Dataset excerpt:
▽

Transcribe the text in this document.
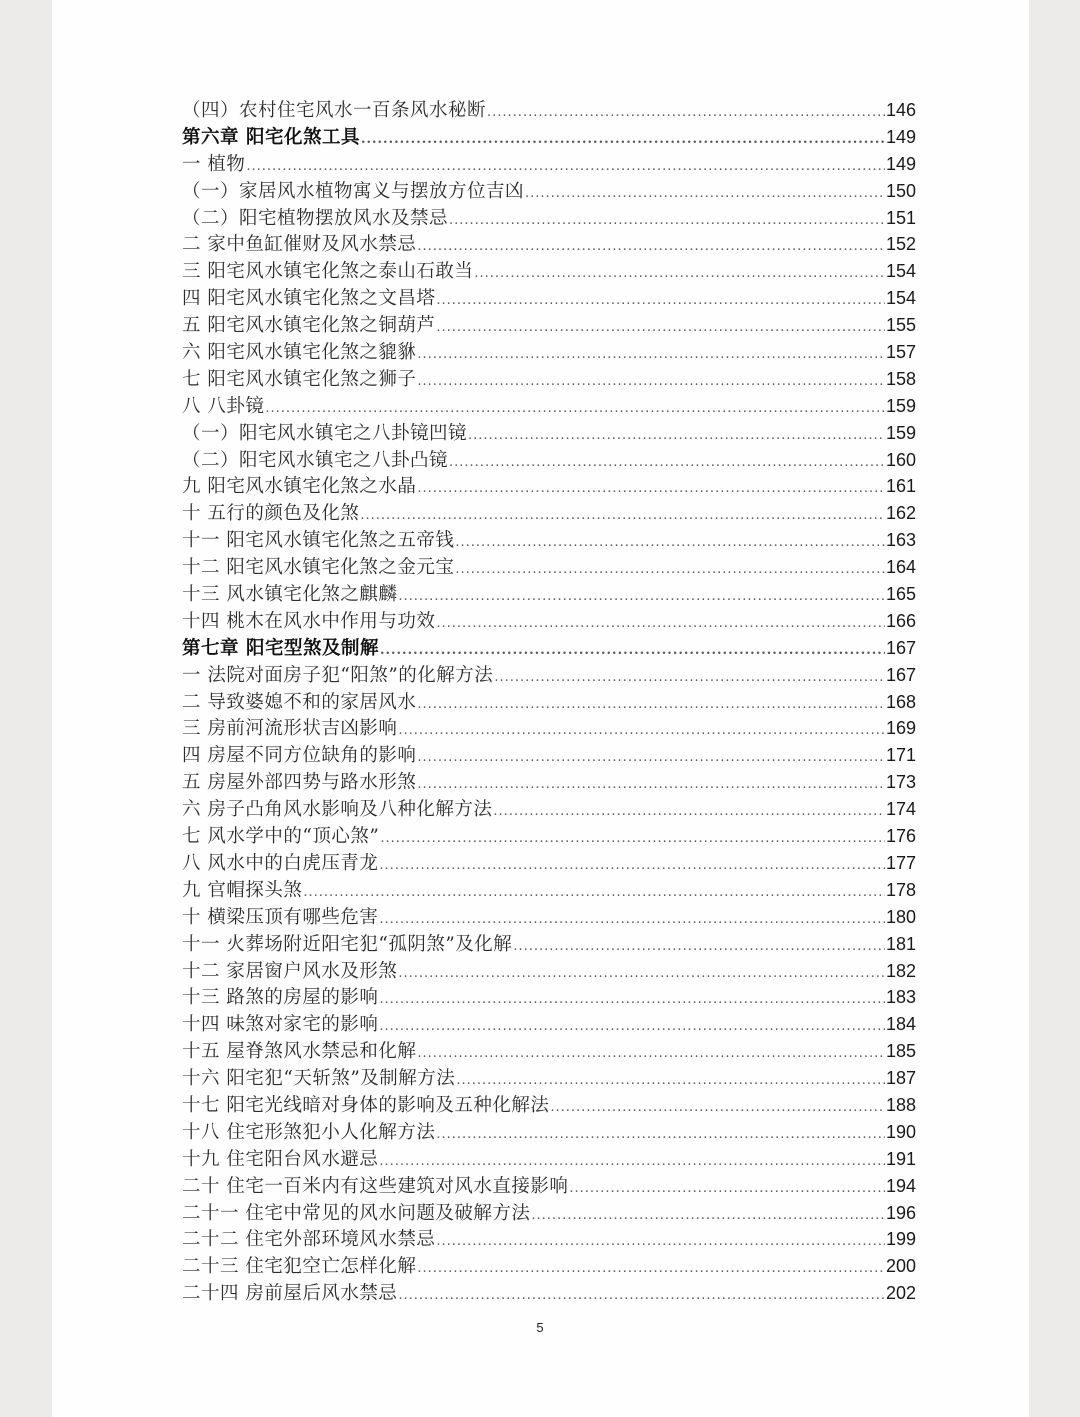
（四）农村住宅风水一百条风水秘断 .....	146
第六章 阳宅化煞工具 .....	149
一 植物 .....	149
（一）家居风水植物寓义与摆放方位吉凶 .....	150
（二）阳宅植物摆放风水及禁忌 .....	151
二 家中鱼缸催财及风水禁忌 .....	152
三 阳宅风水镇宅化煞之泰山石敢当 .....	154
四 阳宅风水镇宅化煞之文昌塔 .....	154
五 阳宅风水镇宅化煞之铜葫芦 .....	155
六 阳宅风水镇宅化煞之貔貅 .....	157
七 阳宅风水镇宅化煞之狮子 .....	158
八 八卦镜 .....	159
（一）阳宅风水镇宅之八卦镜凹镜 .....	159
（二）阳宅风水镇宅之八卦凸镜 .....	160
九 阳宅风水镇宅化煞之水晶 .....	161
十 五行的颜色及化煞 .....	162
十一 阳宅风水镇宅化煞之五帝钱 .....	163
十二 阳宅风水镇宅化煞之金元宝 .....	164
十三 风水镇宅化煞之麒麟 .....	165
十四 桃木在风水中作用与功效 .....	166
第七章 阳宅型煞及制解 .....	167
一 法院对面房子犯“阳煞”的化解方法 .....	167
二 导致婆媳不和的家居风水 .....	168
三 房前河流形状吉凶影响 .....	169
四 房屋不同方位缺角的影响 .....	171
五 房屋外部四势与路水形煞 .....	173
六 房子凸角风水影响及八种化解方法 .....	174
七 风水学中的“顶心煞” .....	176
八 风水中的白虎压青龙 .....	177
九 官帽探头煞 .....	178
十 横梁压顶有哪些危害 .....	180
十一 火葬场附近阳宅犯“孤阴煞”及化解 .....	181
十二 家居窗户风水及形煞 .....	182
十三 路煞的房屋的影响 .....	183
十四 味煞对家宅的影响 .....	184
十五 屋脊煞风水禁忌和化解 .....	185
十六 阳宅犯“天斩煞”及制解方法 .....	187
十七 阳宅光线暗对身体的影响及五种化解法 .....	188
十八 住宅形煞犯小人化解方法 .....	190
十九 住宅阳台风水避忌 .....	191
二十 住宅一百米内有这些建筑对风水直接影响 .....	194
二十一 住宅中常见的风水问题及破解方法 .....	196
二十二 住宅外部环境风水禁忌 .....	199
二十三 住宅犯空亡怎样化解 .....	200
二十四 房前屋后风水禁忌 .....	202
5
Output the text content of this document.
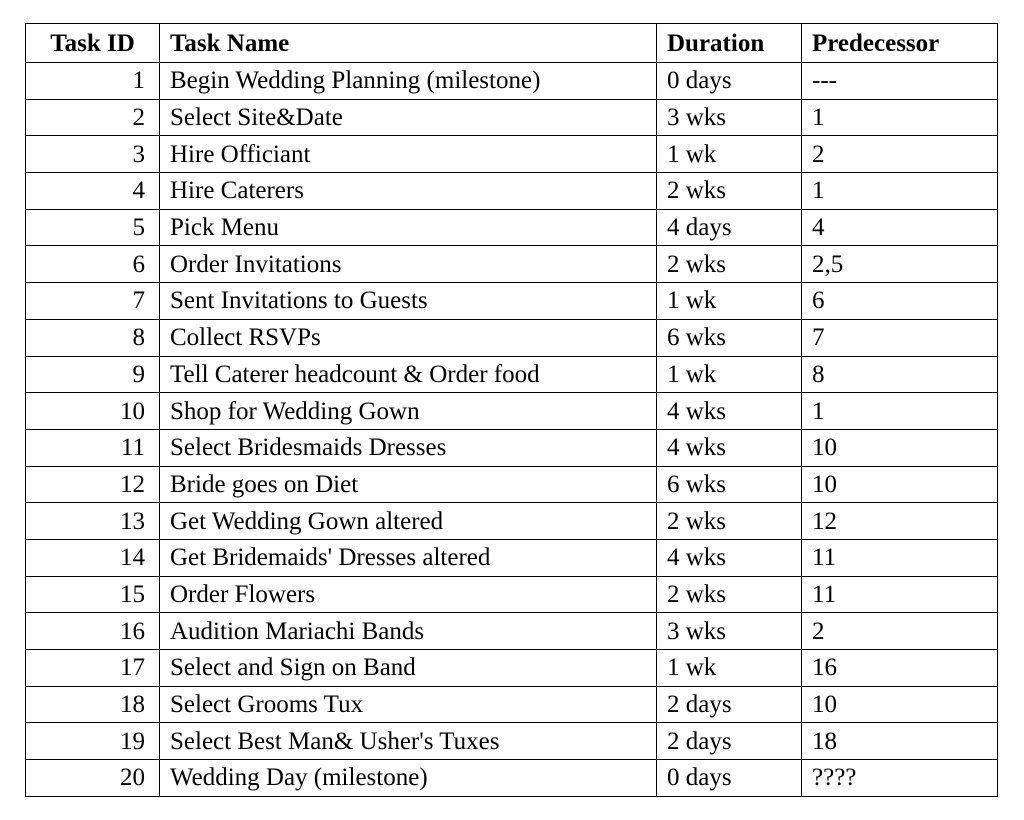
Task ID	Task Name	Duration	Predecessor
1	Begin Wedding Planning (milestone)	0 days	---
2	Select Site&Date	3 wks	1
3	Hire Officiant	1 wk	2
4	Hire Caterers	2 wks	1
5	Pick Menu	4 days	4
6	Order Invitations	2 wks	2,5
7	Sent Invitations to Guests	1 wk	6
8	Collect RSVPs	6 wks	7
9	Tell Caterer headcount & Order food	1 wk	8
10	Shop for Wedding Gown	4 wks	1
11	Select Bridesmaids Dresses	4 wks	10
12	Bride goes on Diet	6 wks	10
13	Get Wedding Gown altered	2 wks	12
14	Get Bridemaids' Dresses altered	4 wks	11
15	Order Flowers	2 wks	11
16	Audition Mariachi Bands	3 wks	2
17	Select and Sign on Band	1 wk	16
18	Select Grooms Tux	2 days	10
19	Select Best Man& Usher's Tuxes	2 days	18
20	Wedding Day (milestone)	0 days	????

△

THE TASK –
Copy out every line of the data that includes "milestone".

RESULT –
1	Begin Wedding Planning (milestone)	0 days	---
20	Wedding Day (milestone)	0 days	????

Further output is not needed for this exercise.